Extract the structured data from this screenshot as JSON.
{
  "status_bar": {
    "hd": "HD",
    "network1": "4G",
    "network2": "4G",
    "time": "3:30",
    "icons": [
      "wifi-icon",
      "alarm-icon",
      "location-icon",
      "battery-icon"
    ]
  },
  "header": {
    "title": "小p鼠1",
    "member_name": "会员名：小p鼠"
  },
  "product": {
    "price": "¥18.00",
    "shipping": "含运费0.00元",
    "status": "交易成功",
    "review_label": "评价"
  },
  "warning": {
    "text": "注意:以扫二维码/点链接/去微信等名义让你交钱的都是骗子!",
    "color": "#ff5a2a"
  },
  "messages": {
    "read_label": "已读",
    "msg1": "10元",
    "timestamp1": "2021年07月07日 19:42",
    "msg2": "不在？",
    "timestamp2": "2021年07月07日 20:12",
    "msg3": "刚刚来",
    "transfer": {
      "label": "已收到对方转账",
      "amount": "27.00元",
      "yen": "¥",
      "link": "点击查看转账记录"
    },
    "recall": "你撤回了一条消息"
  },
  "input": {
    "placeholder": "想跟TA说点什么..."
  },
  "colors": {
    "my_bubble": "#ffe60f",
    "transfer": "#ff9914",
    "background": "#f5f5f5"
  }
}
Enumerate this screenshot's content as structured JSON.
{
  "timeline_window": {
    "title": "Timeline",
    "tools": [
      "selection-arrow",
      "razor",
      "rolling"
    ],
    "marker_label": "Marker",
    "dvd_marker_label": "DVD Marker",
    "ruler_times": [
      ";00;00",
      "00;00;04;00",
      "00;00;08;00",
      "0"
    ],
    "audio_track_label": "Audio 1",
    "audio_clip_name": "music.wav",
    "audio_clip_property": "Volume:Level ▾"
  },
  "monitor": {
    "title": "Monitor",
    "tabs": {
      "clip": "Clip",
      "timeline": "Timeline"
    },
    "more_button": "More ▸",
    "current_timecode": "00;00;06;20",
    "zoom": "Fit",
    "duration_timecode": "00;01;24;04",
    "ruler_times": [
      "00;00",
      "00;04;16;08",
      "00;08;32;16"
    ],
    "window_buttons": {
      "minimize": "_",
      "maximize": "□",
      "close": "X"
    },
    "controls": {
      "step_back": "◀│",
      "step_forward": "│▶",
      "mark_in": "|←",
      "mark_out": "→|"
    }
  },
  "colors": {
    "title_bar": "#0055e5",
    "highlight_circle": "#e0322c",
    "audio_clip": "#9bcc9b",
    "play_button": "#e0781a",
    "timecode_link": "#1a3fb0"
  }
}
::::::
* **REQUEST**
Select every line above that contains the word "screenshot", and copy it.

* **WRITTEN ANSWER**
Extract the structured data from this screenshot as JSON.
Enumerate this screenshot's content as structured JSON.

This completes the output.